──────── Input material

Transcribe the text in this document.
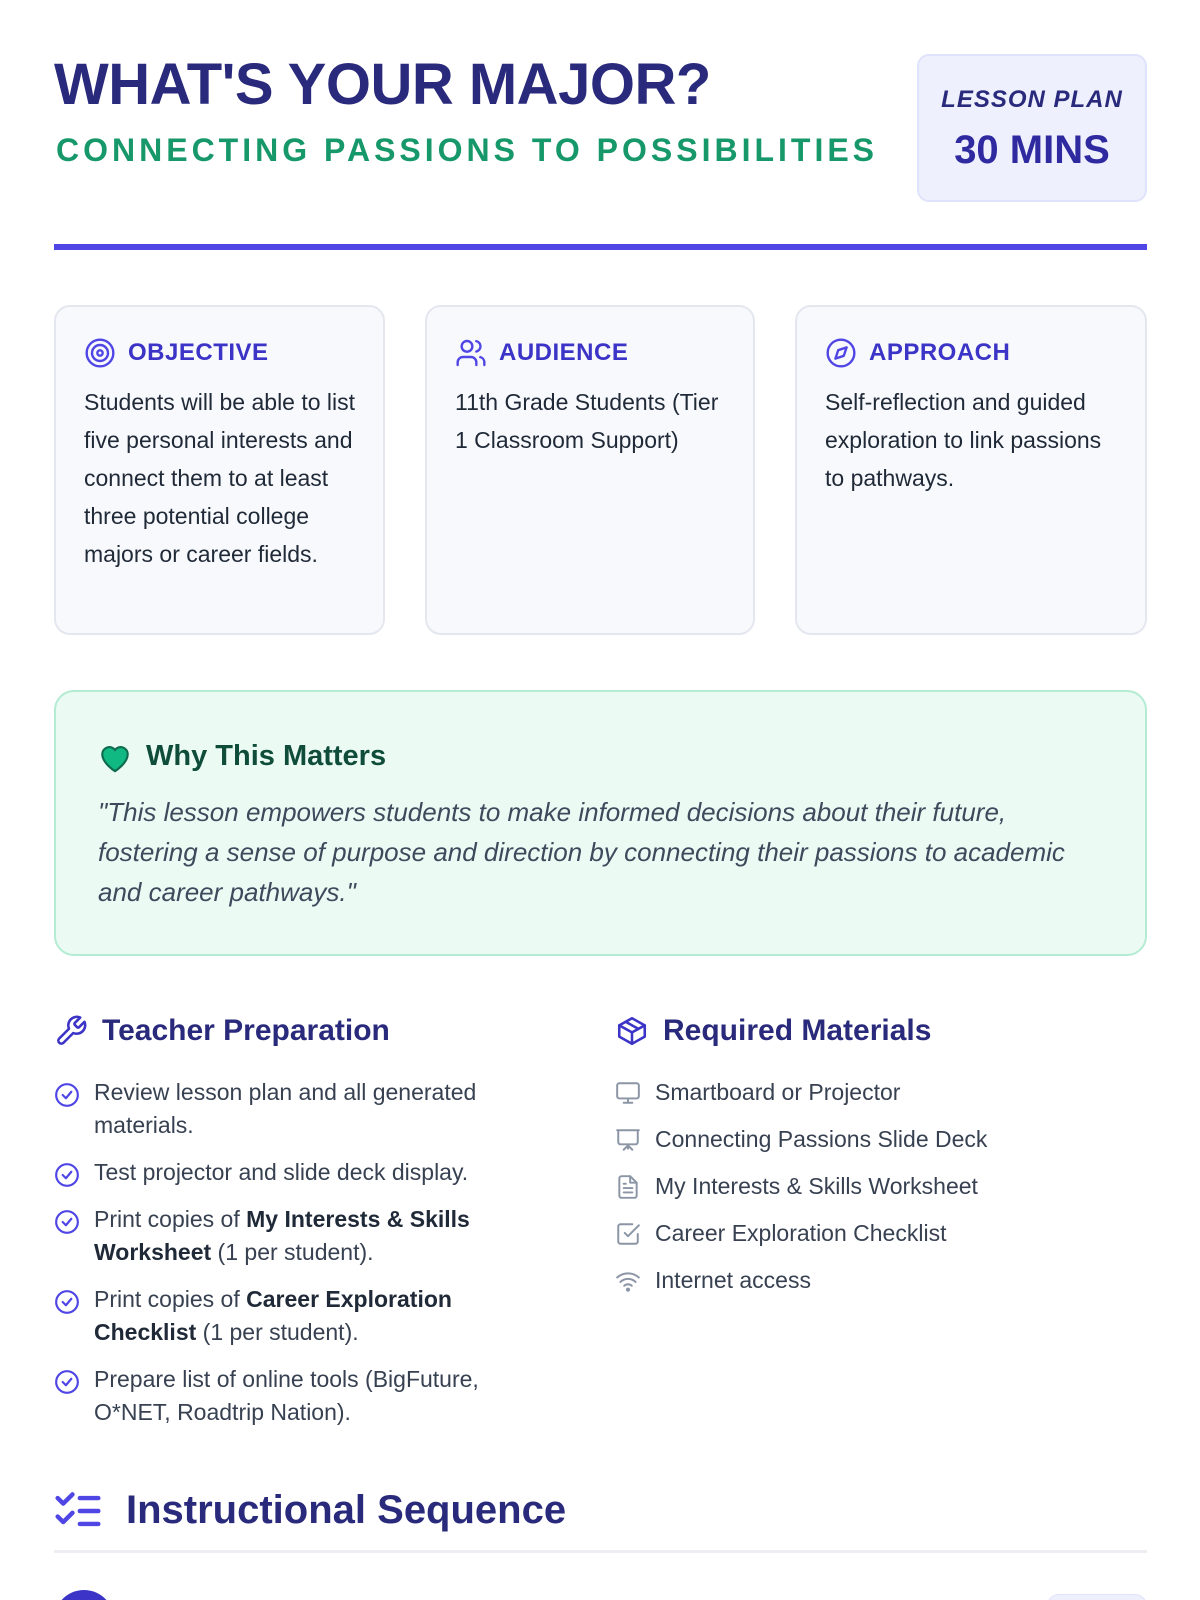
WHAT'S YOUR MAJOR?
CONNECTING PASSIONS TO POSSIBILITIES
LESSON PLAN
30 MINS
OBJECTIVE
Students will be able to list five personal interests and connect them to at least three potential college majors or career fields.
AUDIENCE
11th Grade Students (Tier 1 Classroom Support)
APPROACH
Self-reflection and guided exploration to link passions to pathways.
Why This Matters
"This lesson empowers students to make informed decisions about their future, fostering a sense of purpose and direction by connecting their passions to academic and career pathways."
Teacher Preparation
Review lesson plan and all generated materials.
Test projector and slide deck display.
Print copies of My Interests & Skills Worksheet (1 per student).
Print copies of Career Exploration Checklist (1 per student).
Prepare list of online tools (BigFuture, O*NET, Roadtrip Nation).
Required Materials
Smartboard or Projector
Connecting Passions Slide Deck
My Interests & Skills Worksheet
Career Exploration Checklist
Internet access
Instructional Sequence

────────────────
──────── Input material

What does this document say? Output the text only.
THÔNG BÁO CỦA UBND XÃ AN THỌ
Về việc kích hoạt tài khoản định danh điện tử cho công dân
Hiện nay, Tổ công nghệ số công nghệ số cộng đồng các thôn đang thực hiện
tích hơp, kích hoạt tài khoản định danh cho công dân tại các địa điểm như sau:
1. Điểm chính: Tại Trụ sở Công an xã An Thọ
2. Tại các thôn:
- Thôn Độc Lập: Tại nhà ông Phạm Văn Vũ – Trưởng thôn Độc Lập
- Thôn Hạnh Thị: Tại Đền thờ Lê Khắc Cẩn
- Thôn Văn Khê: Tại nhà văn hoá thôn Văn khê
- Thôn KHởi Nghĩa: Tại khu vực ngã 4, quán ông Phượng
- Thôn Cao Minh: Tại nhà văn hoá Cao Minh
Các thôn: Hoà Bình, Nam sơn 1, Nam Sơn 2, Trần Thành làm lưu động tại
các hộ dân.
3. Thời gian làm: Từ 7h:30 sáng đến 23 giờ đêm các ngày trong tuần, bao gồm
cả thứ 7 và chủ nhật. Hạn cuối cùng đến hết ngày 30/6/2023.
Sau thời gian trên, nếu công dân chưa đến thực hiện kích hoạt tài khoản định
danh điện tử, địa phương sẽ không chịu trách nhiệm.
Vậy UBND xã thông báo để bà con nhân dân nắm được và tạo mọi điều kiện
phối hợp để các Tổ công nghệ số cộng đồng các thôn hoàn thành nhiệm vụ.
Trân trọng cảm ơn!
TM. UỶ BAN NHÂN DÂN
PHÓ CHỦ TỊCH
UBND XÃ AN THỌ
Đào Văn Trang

────────────────

▸ **Short task**
In the records above, locate every line with the string "Skills" and copy it.

▸ **Solution for this exercise**
Print copies of My Interests & Skills Worksheet (1 per student).
My Interests & Skills Worksheet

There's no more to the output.